▶ **EXTRAIT DU DOCUMENT**:
* * * * *

537g Chartreuse de Padula, l'escalier monumental

 

Eh bien puisque je ne peux gravir celui-ci, je vais montrer un autre escalier qui est, lui, tout à fait accessible. C’est l’escalier dit monumental, et qui porte bien son nom. Il est impressionnant. Il paraît que parfois il s’y donne des concerts.

 

537h1 Chartreuse de Padula, l'église 

537h2 Chartreuse de Padula, l'église

 

L’église du couvent est splendide, toute ornée, richement décorée, elle contient des stalles en marqueterie, mis la photo y est interdite, et un cerbère est là dans chaque partie, pour bien veiller au respect de la règle. Selon sa personnalité, ce cerbère montre les dents et grogne d’un air rogue, ou bien au contraire est fort aimable, attire l’attention sur tel ou tel détail, donne des explications, manifestant du goût et de l’intérêt pour son environnement de travail, mais puisque je ne peux montrer que les photos de la première partie, prises de l’extérieur, avant de franchir la porte, je préfère passer à autre chose.

 

537i1 Chartreuse de Padula, chapelle St-Michel, appartemen

 

Autre chose, et par exemple ce saint Michel doré terrassant le dragon, qui orne la chapelle de l’appartement du prieur. La justification du choix de cet archange pour la décoration, c’est tout simplement que cette chapelle est dédiée à saint Michel.

* * * * *

▶ **INFORMATIONS EXTRAITES**:
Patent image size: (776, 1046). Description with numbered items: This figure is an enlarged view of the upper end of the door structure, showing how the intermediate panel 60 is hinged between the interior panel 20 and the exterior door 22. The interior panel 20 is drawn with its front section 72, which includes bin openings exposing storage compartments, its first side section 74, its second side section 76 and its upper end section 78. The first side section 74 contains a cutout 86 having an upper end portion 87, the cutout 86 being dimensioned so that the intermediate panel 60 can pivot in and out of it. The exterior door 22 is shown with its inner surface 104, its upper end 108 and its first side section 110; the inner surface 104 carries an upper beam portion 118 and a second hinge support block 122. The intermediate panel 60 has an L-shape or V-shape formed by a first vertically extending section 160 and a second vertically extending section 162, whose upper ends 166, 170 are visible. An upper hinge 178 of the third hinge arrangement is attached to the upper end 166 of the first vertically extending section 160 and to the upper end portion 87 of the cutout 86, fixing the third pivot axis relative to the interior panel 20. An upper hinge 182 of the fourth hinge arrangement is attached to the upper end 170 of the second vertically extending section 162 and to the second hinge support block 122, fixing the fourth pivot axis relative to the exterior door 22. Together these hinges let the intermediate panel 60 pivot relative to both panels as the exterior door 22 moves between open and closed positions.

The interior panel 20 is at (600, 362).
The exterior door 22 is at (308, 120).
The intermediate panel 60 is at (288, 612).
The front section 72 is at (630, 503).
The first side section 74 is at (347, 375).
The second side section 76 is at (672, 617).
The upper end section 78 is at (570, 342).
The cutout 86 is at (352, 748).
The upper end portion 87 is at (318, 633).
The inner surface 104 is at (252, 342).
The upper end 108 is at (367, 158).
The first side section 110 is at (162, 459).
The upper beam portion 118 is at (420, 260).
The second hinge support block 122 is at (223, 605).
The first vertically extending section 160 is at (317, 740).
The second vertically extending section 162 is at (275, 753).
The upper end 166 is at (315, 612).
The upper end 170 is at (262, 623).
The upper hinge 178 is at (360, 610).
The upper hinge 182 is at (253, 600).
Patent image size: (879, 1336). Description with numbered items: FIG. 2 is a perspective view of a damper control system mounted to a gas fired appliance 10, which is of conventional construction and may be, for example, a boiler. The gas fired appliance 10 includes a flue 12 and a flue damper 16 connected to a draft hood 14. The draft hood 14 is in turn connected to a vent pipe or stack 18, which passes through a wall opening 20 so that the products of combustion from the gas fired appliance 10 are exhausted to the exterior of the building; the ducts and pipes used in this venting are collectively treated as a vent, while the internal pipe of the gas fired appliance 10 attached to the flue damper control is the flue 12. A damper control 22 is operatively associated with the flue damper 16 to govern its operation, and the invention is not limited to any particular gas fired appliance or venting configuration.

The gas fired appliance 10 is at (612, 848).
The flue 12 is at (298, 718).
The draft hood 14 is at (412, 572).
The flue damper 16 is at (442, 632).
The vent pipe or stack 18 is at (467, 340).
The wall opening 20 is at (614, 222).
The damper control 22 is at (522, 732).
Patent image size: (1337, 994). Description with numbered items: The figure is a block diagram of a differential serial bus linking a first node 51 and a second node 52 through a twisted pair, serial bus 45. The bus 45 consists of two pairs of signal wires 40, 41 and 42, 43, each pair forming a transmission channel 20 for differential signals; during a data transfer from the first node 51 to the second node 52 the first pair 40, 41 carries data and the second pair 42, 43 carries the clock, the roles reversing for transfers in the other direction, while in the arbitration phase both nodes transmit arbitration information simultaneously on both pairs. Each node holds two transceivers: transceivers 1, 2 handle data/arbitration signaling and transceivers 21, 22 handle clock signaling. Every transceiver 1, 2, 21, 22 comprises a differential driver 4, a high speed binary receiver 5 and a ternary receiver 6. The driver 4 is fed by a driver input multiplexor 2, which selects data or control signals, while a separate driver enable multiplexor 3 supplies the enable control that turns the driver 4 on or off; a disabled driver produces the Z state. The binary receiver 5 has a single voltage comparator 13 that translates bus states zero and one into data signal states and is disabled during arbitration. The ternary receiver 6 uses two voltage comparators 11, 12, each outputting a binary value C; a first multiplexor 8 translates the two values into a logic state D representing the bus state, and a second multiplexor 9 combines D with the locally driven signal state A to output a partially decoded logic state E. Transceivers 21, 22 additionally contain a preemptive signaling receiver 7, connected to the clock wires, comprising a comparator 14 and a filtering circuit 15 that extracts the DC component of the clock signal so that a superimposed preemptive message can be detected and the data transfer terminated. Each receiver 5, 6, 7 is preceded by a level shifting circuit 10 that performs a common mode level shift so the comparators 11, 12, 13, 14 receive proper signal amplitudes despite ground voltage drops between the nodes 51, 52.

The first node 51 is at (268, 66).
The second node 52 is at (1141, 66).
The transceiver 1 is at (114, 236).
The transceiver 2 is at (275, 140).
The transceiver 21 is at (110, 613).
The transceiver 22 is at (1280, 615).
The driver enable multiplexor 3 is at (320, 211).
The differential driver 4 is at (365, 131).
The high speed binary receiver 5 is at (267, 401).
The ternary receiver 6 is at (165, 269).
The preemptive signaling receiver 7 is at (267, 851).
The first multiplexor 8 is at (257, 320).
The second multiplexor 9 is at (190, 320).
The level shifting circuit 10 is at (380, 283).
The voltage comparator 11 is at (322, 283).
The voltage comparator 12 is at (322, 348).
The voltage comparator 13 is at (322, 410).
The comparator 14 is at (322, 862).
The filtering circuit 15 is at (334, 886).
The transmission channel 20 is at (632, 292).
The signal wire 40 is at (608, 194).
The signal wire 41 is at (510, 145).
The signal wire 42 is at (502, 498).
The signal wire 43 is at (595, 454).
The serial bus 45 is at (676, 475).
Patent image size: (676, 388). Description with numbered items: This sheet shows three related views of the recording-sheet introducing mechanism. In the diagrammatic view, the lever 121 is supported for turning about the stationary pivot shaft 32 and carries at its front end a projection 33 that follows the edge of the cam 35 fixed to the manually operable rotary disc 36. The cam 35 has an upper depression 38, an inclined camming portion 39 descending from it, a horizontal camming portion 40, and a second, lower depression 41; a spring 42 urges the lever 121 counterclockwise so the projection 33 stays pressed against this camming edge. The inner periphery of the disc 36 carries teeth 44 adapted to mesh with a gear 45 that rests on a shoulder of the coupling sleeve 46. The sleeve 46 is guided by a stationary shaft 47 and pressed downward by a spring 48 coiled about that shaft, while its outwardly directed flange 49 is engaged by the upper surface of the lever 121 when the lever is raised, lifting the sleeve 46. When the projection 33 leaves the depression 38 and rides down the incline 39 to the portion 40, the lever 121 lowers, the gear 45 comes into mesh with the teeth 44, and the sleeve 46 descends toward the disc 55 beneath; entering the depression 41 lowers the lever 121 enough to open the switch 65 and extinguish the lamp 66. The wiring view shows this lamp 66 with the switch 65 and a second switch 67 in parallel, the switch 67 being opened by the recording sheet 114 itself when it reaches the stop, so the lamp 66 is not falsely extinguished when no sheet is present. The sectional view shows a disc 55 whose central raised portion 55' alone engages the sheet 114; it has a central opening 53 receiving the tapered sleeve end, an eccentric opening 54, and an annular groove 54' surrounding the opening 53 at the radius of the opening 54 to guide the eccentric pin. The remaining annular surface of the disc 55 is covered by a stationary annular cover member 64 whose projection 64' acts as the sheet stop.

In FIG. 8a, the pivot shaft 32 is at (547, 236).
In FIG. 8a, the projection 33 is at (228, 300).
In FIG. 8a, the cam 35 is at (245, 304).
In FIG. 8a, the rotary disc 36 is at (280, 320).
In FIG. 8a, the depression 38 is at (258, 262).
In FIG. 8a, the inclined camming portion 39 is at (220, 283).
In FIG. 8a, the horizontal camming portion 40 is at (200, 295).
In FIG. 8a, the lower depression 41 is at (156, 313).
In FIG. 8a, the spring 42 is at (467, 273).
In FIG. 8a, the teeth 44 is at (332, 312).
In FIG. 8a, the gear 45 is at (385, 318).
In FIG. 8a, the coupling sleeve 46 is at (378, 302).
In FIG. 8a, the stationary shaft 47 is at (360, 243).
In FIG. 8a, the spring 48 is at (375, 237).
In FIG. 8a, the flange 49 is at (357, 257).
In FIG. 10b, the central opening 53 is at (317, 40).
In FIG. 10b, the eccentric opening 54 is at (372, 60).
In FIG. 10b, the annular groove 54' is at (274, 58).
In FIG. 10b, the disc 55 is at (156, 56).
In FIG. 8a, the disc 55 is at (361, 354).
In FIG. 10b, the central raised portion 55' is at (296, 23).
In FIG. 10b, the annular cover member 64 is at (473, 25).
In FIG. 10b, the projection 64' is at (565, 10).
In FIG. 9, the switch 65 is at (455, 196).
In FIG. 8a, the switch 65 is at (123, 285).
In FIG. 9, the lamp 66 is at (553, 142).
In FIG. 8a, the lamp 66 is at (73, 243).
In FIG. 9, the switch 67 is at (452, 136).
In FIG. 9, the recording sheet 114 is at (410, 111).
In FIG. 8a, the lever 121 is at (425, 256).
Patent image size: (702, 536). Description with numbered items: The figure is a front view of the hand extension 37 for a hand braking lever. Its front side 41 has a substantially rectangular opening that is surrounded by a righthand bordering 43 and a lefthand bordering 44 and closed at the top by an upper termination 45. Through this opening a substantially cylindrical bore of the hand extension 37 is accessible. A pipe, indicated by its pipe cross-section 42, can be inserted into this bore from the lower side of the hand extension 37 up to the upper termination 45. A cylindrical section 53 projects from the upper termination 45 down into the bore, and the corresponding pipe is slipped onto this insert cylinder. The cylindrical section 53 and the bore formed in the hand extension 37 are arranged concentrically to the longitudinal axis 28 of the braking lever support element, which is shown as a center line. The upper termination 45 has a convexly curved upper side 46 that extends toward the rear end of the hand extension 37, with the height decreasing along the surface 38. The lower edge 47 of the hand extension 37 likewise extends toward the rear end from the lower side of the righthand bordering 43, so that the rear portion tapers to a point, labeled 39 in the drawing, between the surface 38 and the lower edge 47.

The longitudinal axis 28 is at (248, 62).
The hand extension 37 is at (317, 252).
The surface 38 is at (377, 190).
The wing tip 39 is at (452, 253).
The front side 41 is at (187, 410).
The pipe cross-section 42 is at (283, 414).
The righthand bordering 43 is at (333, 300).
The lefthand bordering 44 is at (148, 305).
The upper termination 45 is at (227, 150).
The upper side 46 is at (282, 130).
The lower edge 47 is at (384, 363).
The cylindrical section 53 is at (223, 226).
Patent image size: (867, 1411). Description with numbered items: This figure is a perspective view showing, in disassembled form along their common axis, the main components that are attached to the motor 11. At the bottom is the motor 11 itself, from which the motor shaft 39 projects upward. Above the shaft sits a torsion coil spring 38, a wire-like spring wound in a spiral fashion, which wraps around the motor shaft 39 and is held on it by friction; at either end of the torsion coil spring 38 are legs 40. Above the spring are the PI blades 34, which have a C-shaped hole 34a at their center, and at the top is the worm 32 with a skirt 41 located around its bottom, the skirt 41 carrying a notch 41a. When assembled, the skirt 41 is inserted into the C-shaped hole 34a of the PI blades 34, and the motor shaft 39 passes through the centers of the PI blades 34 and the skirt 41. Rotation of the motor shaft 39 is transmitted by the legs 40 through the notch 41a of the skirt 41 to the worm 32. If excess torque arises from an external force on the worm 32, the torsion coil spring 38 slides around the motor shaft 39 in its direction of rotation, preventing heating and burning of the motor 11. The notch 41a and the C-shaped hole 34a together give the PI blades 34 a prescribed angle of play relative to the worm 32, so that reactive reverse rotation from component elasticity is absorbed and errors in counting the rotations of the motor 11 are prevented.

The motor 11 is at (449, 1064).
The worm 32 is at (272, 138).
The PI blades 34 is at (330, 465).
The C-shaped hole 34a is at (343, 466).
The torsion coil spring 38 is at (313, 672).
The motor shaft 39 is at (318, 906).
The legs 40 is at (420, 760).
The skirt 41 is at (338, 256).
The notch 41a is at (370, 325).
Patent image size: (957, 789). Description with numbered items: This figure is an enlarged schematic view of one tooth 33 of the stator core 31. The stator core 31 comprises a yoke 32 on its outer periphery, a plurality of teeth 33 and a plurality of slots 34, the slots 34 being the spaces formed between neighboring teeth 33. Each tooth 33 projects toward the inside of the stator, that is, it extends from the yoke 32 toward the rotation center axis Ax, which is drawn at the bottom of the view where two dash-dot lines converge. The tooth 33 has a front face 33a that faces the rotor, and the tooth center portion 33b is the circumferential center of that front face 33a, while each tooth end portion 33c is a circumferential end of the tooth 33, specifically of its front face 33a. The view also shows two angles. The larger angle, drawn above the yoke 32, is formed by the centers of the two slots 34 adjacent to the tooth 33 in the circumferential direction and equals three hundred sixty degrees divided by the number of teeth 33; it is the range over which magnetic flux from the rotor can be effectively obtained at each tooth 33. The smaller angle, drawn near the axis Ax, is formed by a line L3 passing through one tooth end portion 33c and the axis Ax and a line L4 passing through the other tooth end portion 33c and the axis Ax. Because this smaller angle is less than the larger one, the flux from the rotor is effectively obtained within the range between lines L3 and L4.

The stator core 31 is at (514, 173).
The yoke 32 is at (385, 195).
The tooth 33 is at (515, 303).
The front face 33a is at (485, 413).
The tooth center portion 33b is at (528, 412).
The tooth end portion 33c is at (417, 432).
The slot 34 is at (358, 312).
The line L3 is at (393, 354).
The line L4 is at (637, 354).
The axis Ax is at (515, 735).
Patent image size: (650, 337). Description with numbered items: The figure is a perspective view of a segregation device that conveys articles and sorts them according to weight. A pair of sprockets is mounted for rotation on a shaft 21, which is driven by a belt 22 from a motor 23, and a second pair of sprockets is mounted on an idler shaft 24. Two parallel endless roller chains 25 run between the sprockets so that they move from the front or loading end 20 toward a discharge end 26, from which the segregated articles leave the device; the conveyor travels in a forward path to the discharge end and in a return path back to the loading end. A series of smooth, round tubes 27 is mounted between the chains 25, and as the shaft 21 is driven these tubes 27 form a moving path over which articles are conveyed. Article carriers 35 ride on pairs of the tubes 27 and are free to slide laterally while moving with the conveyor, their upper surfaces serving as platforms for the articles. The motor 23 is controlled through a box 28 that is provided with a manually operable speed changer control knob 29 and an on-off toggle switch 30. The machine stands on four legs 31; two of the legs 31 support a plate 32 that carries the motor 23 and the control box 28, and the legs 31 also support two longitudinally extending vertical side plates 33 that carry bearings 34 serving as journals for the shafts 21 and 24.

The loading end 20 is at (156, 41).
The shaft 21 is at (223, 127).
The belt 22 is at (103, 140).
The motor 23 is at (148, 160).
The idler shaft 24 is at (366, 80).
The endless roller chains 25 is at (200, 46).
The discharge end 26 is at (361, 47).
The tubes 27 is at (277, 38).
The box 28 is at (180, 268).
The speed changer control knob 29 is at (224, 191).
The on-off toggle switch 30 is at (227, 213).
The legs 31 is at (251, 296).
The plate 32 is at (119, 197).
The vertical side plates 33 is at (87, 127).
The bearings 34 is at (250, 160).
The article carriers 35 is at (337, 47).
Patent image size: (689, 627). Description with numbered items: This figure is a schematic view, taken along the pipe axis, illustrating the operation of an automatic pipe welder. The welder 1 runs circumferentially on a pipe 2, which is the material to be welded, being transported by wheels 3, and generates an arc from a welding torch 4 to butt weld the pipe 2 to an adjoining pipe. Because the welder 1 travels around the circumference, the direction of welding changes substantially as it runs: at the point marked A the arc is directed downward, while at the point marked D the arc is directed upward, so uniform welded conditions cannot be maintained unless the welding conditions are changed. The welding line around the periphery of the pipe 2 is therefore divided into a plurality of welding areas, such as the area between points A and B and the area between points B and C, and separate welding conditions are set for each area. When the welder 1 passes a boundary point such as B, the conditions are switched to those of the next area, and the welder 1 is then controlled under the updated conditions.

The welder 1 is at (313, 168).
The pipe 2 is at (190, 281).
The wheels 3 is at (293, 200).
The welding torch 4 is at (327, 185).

* * * * *

▶ **CONSIGNE**:
Pourriez-vous poursuivre le récit de visite de la Chartreuse de Padula à partir de sa dernière phrase, dans le même ton ?

▶ **RÉSULTAT ATTENDU**:
537i2 Chartreuse de Padula, loggia de l'appartement du prie

 

537i3 Chartreuse de Padula, loggia de l'appartement du prie

 

Cette loggia sympathique est le débouché de l’appartement du prieur sur les jardins de la chartreuse. On aperçoit, sur le mur du fond, qu’il était couvert de fresques. Mais le gros plan de ma seconde photo montre dans quel état lamentable elles se trouvent aujourd’hui. Un bâtiment tel que celui-ci utilisé comme centre de détention, puis laissé ouvert à tous vents, a nécessairement subi "des ans l’irréparable outrage" ainsi que les déprédations de qui juge moins important de conserver des œuvres du passé que de laisser trace de son nom en tant que vandale imbécile pour les siècles des siècles.

 

537j1 Chartreuse de Padula, la cuisine

 

537j2 Chartreuse de Padula, la cuisine

 

537j3 Chartreuse de Padula, la cuisine

 

Terminons notre visite par un petit tour aux cuisines. Elles sont particulièrement bien conservées, peut-être parce que même pour préparer une maigre et triste pitance de prisonnier concentrationnaire ce lieu est occupé par des hommes qui s’y adonnent à un travail utile, et aussi parce que pour les déprédateurs il est moins amusant d’écrire sur un mur nu que de dégrader une fresque.

 

538a Chartreuse de Padula, ceinturon de femme, âge du fer

 

Et voilà pour la visite des lieux. Mais la chartreuse recèle aussi un musée archéologique fort intéressant où ont été rassemblés les objets retrouvés soit à Padula même, soit dans la nécropole voisine de Valle Pupina, soit encore lors des fouilles de la toute proche ville antique de Sala Consilina et dans les environs. On remonte au néolithique et on traverse les siècles jusqu’au Moyen-Âge. Ici, nous voyons un ceinturon de bronze ayant appartenu à une femme à l’âge du fer. Ce serait donc une erreur de penser que la croix gravée sur la boucle est une croix chrétienne, il s'en faut d'un gros millénaire pour que ce soit possible.

 

538b Chartreuse de Padula, bracelet 6e siècle avant J.-C

 

Ce bracelet est également une parure féminine, mais il est beaucoup plus récent puisqu’il date du sixième siècle avant notre ère.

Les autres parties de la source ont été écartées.